* START Data for processing *

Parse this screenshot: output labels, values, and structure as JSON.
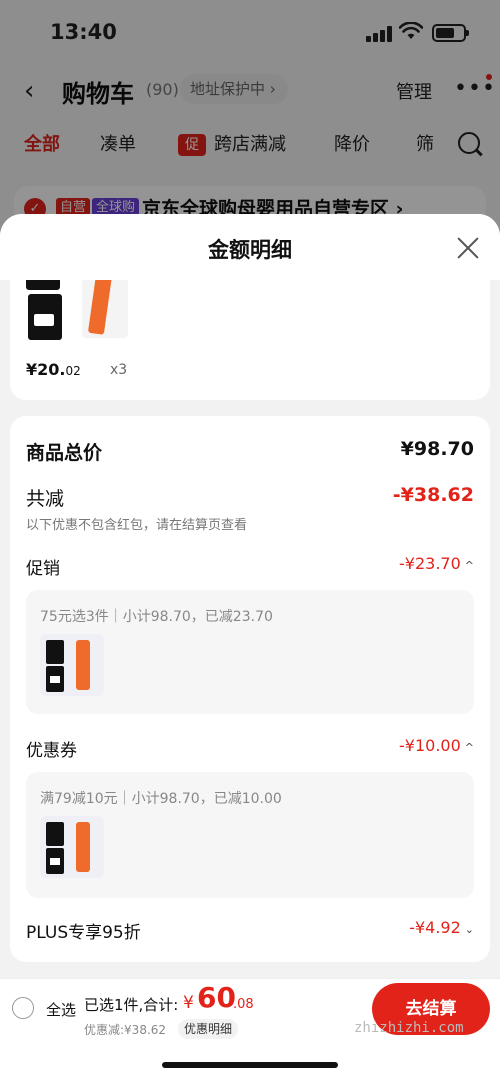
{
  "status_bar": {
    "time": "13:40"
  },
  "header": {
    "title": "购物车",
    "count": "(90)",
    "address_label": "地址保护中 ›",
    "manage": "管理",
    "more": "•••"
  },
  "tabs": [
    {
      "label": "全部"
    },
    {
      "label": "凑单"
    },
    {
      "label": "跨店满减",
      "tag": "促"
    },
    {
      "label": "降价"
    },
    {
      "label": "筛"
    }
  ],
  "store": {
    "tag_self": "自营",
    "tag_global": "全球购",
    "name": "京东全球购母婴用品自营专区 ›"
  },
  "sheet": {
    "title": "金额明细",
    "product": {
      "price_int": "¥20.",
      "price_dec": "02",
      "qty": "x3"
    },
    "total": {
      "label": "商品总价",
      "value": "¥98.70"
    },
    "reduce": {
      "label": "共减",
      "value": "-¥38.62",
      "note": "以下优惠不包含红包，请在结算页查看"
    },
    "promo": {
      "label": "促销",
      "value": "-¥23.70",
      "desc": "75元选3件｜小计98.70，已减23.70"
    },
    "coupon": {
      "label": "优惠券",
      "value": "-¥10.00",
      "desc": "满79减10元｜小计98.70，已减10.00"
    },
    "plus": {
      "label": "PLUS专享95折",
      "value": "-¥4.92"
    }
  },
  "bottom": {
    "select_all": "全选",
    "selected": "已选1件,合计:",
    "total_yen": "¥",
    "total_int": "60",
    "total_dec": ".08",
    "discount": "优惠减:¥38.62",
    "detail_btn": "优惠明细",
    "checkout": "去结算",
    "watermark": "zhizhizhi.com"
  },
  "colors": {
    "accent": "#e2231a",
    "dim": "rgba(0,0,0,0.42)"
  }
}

* END Data for processing *
* START Data for processing *

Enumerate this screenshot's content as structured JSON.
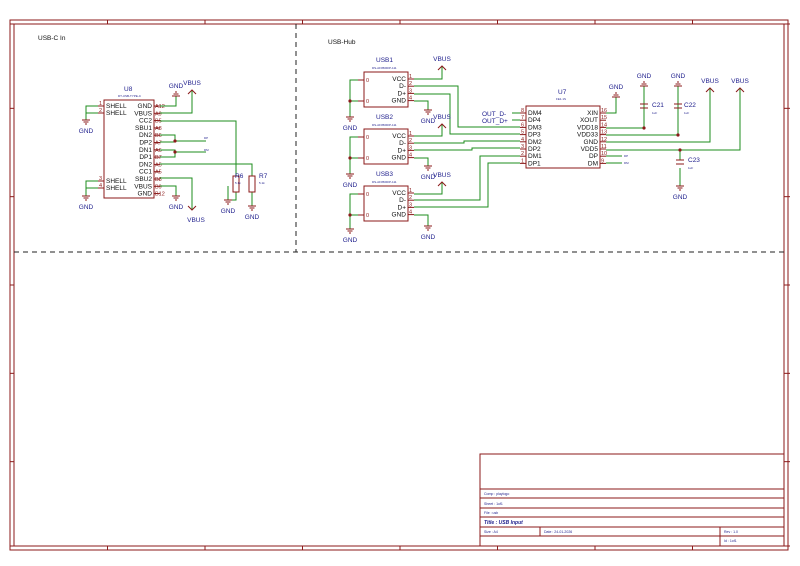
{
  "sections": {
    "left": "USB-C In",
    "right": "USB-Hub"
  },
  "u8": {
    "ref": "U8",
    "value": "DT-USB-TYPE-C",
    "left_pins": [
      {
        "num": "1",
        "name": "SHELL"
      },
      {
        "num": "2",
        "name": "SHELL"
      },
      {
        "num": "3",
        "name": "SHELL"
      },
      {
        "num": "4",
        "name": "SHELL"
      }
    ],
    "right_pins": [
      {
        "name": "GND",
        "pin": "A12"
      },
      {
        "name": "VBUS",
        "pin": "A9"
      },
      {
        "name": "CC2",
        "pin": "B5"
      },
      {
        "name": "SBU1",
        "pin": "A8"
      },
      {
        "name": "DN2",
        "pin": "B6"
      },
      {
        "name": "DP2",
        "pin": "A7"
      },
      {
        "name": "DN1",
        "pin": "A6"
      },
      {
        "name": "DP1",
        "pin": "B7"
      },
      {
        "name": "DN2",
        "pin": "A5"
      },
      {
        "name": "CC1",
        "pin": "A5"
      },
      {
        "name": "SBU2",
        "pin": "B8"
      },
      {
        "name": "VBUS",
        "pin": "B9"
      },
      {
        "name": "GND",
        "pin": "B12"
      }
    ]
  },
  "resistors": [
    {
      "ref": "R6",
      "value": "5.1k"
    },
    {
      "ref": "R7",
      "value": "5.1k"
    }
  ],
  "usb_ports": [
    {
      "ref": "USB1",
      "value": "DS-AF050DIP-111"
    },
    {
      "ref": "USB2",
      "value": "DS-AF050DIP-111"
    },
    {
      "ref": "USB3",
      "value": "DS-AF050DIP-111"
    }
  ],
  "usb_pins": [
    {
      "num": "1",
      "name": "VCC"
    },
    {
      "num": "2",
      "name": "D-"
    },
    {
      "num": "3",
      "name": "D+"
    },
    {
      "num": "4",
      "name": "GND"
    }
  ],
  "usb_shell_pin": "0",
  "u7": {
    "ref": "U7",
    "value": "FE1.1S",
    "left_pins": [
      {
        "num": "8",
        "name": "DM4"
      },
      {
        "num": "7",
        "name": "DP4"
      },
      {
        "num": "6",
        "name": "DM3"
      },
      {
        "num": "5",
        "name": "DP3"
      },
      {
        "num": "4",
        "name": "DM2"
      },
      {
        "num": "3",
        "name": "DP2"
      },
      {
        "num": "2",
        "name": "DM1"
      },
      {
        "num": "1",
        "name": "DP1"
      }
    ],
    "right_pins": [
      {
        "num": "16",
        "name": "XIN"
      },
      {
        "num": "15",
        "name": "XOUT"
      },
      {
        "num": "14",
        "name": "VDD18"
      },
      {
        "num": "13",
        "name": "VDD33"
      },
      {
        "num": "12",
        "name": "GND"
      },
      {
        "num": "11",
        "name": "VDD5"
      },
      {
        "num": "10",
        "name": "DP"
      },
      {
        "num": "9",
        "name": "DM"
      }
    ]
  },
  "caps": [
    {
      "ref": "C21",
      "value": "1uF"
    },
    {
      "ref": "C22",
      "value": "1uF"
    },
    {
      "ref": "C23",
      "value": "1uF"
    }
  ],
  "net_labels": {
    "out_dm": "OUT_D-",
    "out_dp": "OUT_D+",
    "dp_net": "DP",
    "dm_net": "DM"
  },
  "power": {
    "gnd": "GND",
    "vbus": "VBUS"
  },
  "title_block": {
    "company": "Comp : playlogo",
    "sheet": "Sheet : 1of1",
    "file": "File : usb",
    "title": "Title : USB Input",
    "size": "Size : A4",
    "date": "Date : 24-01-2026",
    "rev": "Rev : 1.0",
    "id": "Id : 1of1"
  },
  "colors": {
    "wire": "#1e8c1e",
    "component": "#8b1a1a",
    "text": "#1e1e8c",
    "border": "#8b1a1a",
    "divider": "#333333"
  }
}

* END Data for processing *

— Goal —
Go through the records above, find every line with the word "desc", and list those lines.

— Output of the task —
      "desc": "75元选3件｜小计98.70，已减23.70"
      "desc": "满79减10元｜小计98.70，已减10.00"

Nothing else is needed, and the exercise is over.